— Start of Data for this task —
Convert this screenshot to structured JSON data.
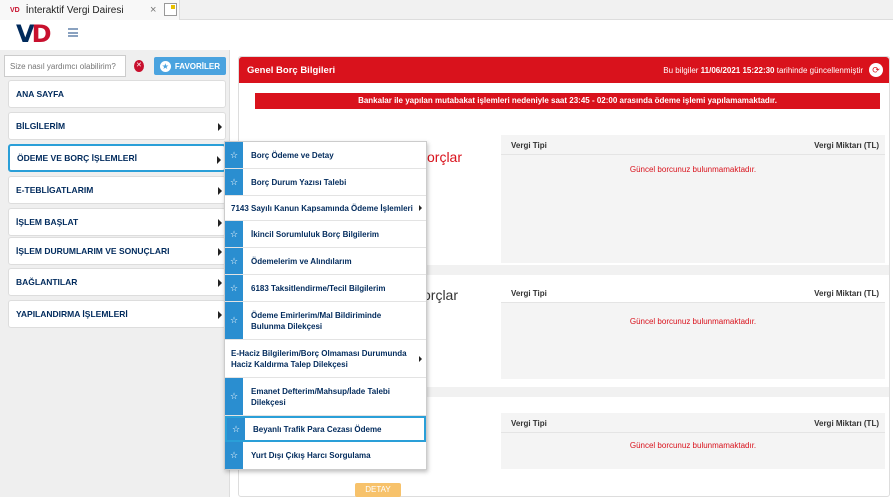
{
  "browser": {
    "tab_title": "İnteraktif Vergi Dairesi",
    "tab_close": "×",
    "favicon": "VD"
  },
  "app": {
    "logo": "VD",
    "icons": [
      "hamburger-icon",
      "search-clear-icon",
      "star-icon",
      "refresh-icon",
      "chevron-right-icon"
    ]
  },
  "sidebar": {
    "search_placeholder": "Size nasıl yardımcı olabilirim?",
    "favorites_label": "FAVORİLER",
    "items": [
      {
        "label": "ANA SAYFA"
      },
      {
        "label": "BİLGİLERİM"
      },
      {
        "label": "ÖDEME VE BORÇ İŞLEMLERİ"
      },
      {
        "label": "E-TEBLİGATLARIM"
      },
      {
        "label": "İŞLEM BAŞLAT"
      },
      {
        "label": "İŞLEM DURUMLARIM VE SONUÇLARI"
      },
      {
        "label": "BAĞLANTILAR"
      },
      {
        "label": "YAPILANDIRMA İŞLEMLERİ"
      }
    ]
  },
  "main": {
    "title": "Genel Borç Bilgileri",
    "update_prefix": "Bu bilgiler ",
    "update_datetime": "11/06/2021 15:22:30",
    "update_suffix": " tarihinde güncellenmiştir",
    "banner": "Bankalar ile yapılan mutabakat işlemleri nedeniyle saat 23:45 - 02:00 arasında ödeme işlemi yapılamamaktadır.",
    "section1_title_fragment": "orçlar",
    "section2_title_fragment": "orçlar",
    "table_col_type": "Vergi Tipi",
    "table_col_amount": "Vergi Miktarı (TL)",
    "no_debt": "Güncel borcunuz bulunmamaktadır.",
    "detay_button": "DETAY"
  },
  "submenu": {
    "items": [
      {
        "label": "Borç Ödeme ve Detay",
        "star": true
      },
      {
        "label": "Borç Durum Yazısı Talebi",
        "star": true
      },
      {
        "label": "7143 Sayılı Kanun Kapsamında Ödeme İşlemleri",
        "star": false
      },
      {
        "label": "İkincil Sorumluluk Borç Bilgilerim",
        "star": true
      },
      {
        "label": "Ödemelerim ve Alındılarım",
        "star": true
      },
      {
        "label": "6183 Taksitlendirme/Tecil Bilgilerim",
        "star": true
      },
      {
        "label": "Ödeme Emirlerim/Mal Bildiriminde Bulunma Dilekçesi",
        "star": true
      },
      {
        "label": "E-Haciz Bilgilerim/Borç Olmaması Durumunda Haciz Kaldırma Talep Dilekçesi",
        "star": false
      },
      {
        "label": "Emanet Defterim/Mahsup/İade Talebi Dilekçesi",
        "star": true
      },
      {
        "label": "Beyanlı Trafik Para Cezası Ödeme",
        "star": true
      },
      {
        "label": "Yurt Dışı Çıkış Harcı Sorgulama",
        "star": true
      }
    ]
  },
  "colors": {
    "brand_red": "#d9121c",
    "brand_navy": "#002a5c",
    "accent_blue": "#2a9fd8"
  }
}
— End of Data for this task —
Nothing in the entries above should change when they are printed again, except that the pictures are dropped.

Convert this screenshot to structured JSON data.
{
  "browser": {
    "tab_title": "İnteraktif Vergi Dairesi",
    "tab_close": "×",
    "favicon": "VD"
  },
  "app": {
    "logo": "VD",
    "icons": [
      "hamburger-icon",
      "search-clear-icon",
      "star-icon",
      "refresh-icon",
      "chevron-right-icon"
    ]
  },
  "sidebar": {
    "search_placeholder": "Size nasıl yardımcı olabilirim?",
    "favorites_label": "FAVORİLER",
    "items": [
      {
        "label": "ANA SAYFA"
      },
      {
        "label": "BİLGİLERİM"
      },
      {
        "label": "ÖDEME VE BORÇ İŞLEMLERİ"
      },
      {
        "label": "E-TEBLİGATLARIM"
      },
      {
        "label": "İŞLEM BAŞLAT"
      },
      {
        "label": "İŞLEM DURUMLARIM VE SONUÇLARI"
      },
      {
        "label": "BAĞLANTILAR"
      },
      {
        "label": "YAPILANDIRMA İŞLEMLERİ"
      }
    ]
  },
  "main": {
    "title": "Genel Borç Bilgileri",
    "update_prefix": "Bu bilgiler ",
    "update_datetime": "11/06/2021 15:22:30",
    "update_suffix": " tarihinde güncellenmiştir",
    "banner": "Bankalar ile yapılan mutabakat işlemleri nedeniyle saat 23:45 - 02:00 arasında ödeme işlemi yapılamamaktadır.",
    "section1_title_fragment": "orçlar",
    "section2_title_fragment": "orçlar",
    "table_col_type": "Vergi Tipi",
    "table_col_amount": "Vergi Miktarı (TL)",
    "no_debt": "Güncel borcunuz bulunmamaktadır.",
    "detay_button": "DETAY"
  },
  "submenu": {
    "items": [
      {
        "label": "Borç Ödeme ve Detay",
        "star": true
      },
      {
        "label": "Borç Durum Yazısı Talebi",
        "star": true
      },
      {
        "label": "7143 Sayılı Kanun Kapsamında Ödeme İşlemleri",
        "star": false
      },
      {
        "label": "İkincil Sorumluluk Borç Bilgilerim",
        "star": true
      },
      {
        "label": "Ödemelerim ve Alındılarım",
        "star": true
      },
      {
        "label": "6183 Taksitlendirme/Tecil Bilgilerim",
        "star": true
      },
      {
        "label": "Ödeme Emirlerim/Mal Bildiriminde Bulunma Dilekçesi",
        "star": true
      },
      {
        "label": "E-Haciz Bilgilerim/Borç Olmaması Durumunda Haciz Kaldırma Talep Dilekçesi",
        "star": false
      },
      {
        "label": "Emanet Defterim/Mahsup/İade Talebi Dilekçesi",
        "star": true
      },
      {
        "label": "Beyanlı Trafik Para Cezası Ödeme",
        "star": true
      },
      {
        "label": "Yurt Dışı Çıkış Harcı Sorgulama",
        "star": true
      }
    ]
  },
  "colors": {
    "brand_red": "#d9121c",
    "brand_navy": "#002a5c",
    "accent_blue": "#2a9fd8"
  }
}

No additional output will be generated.